→ **What you will do**
Locate each line with the string "SUPERPONER" in the listing below and copy it.

++++++++

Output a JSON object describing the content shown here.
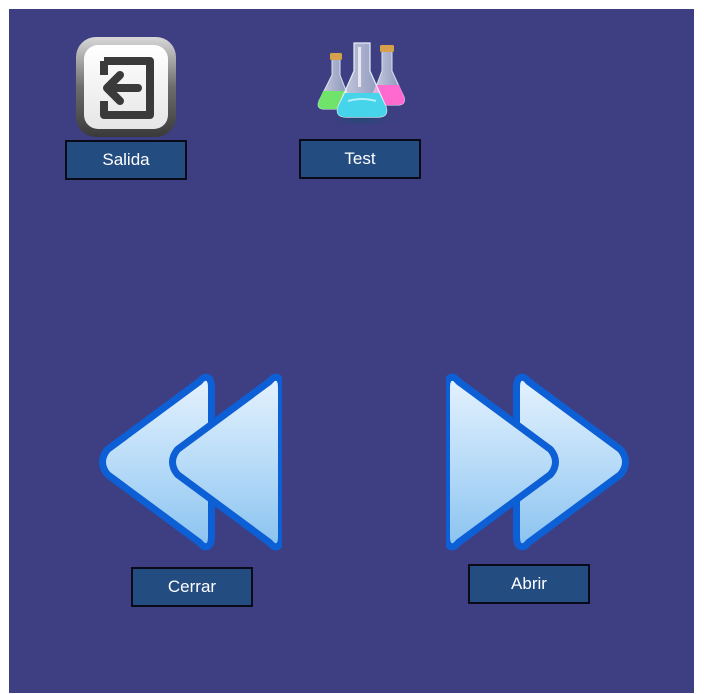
{
  "screen": {
    "background": "#3d3f82"
  },
  "buttons": {
    "exit": {
      "label": "Salida",
      "icon": "exit-door-arrow-icon"
    },
    "test": {
      "label": "Test",
      "icon": "chemistry-flasks-icon"
    },
    "close": {
      "label": "Cerrar",
      "icon": "double-chevron-left-icon"
    },
    "open": {
      "label": "Abrir",
      "icon": "double-chevron-right-icon"
    }
  },
  "colors": {
    "label_bg": "#234c80",
    "label_border": "#0a0a18",
    "arrow_outline": "#0d5fd6",
    "arrow_fill": "#a8d0f5"
  }
}
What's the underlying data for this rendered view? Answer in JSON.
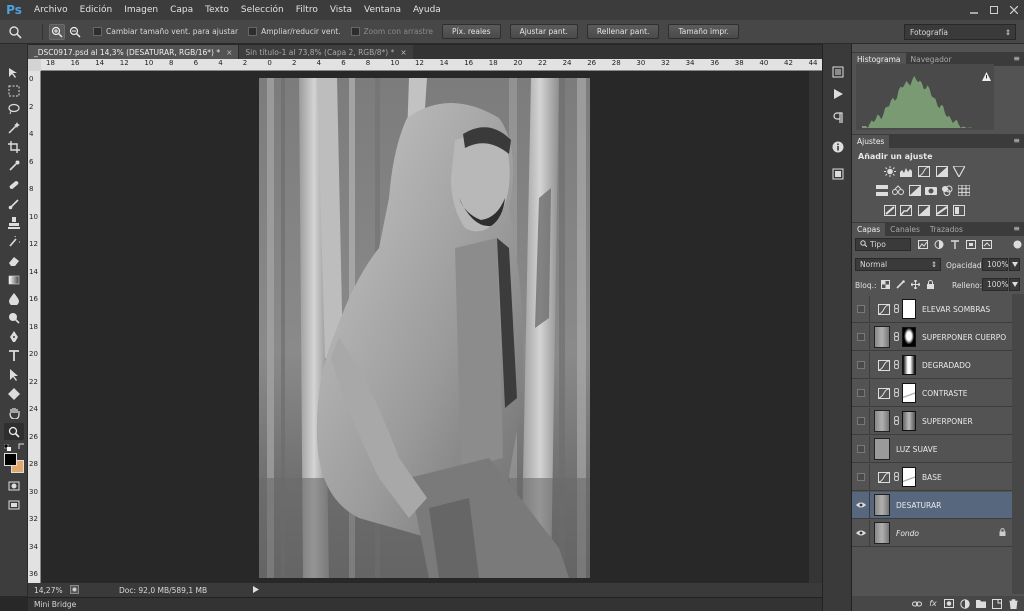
{
  "menubar": {
    "logo": "Ps",
    "items": [
      "Archivo",
      "Edición",
      "Imagen",
      "Capa",
      "Texto",
      "Selección",
      "Filtro",
      "Vista",
      "Ventana",
      "Ayuda"
    ]
  },
  "options": {
    "chk_resize": "Cambiar tamaño vent. para ajustar",
    "chk_zoom_all": "Ampliar/reducir vent.",
    "chk_scrubby": "Zoom con arrastre",
    "btn_actual": "Píx. reales",
    "btn_fit": "Ajustar pant.",
    "btn_fill": "Rellenar pant.",
    "btn_print": "Tamaño impr.",
    "workspace": "Fotografía"
  },
  "tabs": {
    "active": "_DSC0917.psd al 14,3% (DESATURAR, RGB/16*) *",
    "inactive": "Sin título-1 al 73,8% (Capa 2, RGB/8*) *",
    "close": "×"
  },
  "ruler": {
    "top": [
      "18",
      "16",
      "14",
      "12",
      "10",
      "8",
      "6",
      "4",
      "2",
      "0",
      "2",
      "4",
      "6",
      "8",
      "10",
      "12",
      "14",
      "16",
      "18",
      "20",
      "22",
      "24",
      "26",
      "28",
      "30",
      "32",
      "34",
      "36",
      "38",
      "40",
      "42",
      "44"
    ],
    "left": [
      "0",
      "2",
      "4",
      "6",
      "8",
      "10",
      "12",
      "14",
      "16",
      "18",
      "20",
      "22",
      "24",
      "26",
      "28",
      "30",
      "32",
      "34",
      "36"
    ]
  },
  "status": {
    "zoom": "14,27%",
    "doc": "Doc: 92,0 MB/589,1 MB"
  },
  "minibridge": "Mini Bridge",
  "panels": {
    "histo_tab": "Histograma",
    "nav_tab": "Navegador",
    "adj_tab": "Ajustes",
    "adj_title": "Añadir un ajuste",
    "capas_tab": "Capas",
    "canales_tab": "Canales",
    "trazados_tab": "Trazados",
    "filter": "Tipo",
    "blend": "Normal",
    "opacity_label": "Opacidad:",
    "opacity": "100%",
    "lock_label": "Bloq.:",
    "fill_label": "Relleno:",
    "fill": "100%"
  },
  "layers": [
    {
      "name": "ELEVAR SOMBRAS",
      "visible": false,
      "kind": "curves",
      "mask": "white"
    },
    {
      "name": "SUPERPONER CUERPO",
      "visible": false,
      "kind": "image",
      "mask": "figure"
    },
    {
      "name": "DEGRADADO",
      "visible": false,
      "kind": "curves",
      "mask": "gradient"
    },
    {
      "name": "CONTRASTE",
      "visible": false,
      "kind": "curves",
      "mask": "white-mark"
    },
    {
      "name": "SUPERPONER",
      "visible": false,
      "kind": "image",
      "mask": "image"
    },
    {
      "name": "LUZ SUAVE",
      "visible": false,
      "kind": "gray",
      "mask": "none"
    },
    {
      "name": "BASE",
      "visible": false,
      "kind": "curves",
      "mask": "white-mark"
    },
    {
      "name": "DESATURAR",
      "visible": true,
      "kind": "image",
      "mask": "none",
      "selected": true
    },
    {
      "name": "Fondo",
      "visible": true,
      "kind": "image",
      "mask": "none",
      "locked": true
    }
  ],
  "colors": {
    "fg": "#000000",
    "bg": "#e4a76b",
    "selection": "#56677e",
    "histogram": "#7a9a73"
  }
}
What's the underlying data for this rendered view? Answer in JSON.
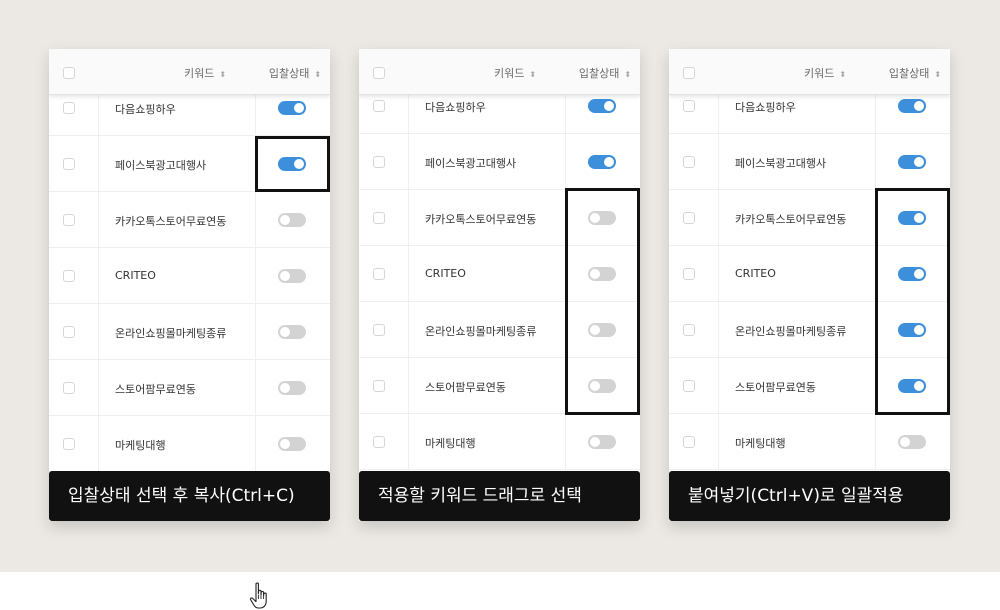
{
  "header": {
    "col_keyword": "키워드",
    "col_status": "입찰상태",
    "sort_glyph": "⬍"
  },
  "rows": [
    {
      "keyword": "다음쇼핑하우"
    },
    {
      "keyword": "페이스북광고대행사"
    },
    {
      "keyword": "카카오톡스토어무료연동"
    },
    {
      "keyword": "CRITEO"
    },
    {
      "keyword": "온라인쇼핑몰마케팅종류"
    },
    {
      "keyword": "스토어팜무료연동"
    },
    {
      "keyword": "마케팅대행"
    }
  ],
  "panels": [
    {
      "caption": "입찰상태 선택 후 복사(Ctrl+C)",
      "toggles_on": [
        true,
        true,
        false,
        false,
        false,
        false,
        false
      ]
    },
    {
      "caption": "적용할 키워드 드래그로 선택",
      "toggles_on": [
        true,
        true,
        false,
        false,
        false,
        false,
        false
      ]
    },
    {
      "caption": "붙여넣기(Ctrl+V)로 일괄적용",
      "toggles_on": [
        true,
        true,
        true,
        true,
        true,
        true,
        false
      ]
    }
  ],
  "colors": {
    "toggle_on": "#3d8fdc",
    "toggle_off": "#d3d3d3",
    "caption_bg": "#111111",
    "stage_bg": "#ece9e4"
  },
  "icons": {
    "cursor": "hand-pointer-icon"
  }
}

++++++++

→ **Task response**
      "name": "SUPERPONER CUERPO",
      "name": "SUPERPONER",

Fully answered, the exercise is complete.